§ INPUT RECORDS

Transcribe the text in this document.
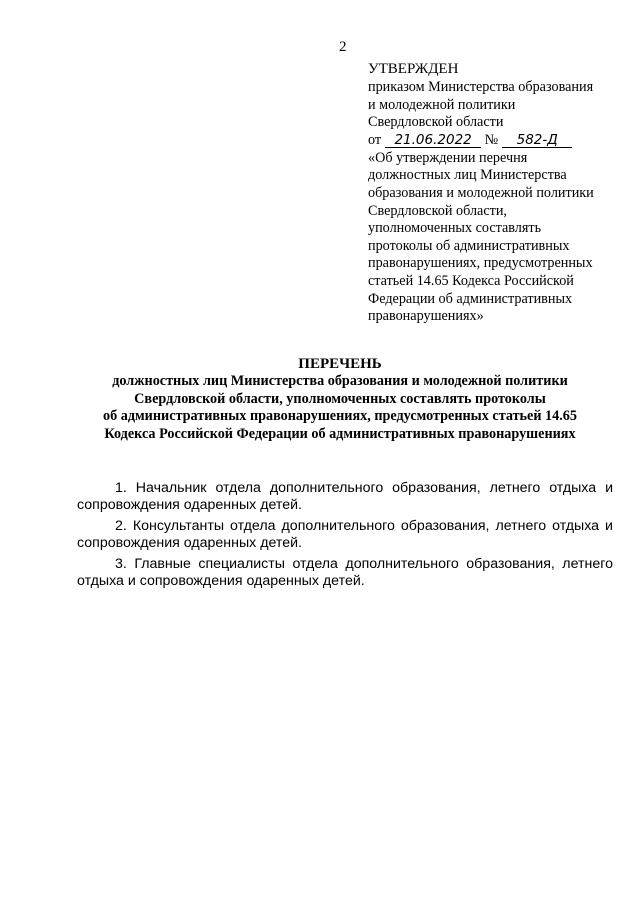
2
УТВЕРЖДЕН
приказом Министерства образования
и молодежной политики
Свердловской области
от 21.06.2022 № 582-Д
«Об утверждении перечня
должностных лиц Министерства
образования и молодежной политики
Свердловской области,
уполномоченных составлять
протоколы об административных
правонарушениях, предусмотренных
статьей 14.65 Кодекса Российской
Федерации об административных
правонарушениях»
ПЕРЕЧЕНЬ
должностных лиц Министерства образования и молодежной политики
Свердловской области, уполномоченных составлять протоколы
об административных правонарушениях, предусмотренных статьей 14.65
Кодекса Российской Федерации об административных правонарушениях

1. Начальник отдела дополнительного образования, летнего отдыха и сопровождения одаренных детей.

2. Консультанты отдела дополнительного образования, летнего отдыха и сопровождения одаренных детей.

3. Главные специалисты отдела дополнительного образования, летнего отдыха и сопровождения одаренных детей.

§ WHAT IS BEING ASKED
Repeat the records word for word. Any picture in them should be left out.

§ RESPONSE
Transcribe the text in this document.
2
УТВЕРЖДЕН
приказом Министерства образования
и молодежной политики
Свердловской области
от 21.06.2022 № 582-Д
«Об утверждении перечня
должностных лиц Министерства
образования и молодежной политики
Свердловской области,
уполномоченных составлять
протоколы об административных
правонарушениях, предусмотренных
статьей 14.65 Кодекса Российской
Федерации об административных
правонарушениях»
ПЕРЕЧЕНЬ
должностных лиц Министерства образования и молодежной политики
Свердловской области, уполномоченных составлять протоколы
об административных правонарушениях, предусмотренных статьей 14.65
Кодекса Российской Федерации об административных правонарушениях

1. Начальник отдела дополнительного образования, летнего отдыха и сопровождения одаренных детей.

2. Консультанты отдела дополнительного образования, летнего отдыха и сопровождения одаренных детей.

3. Главные специалисты отдела дополнительного образования, летнего отдыха и сопровождения одаренных детей.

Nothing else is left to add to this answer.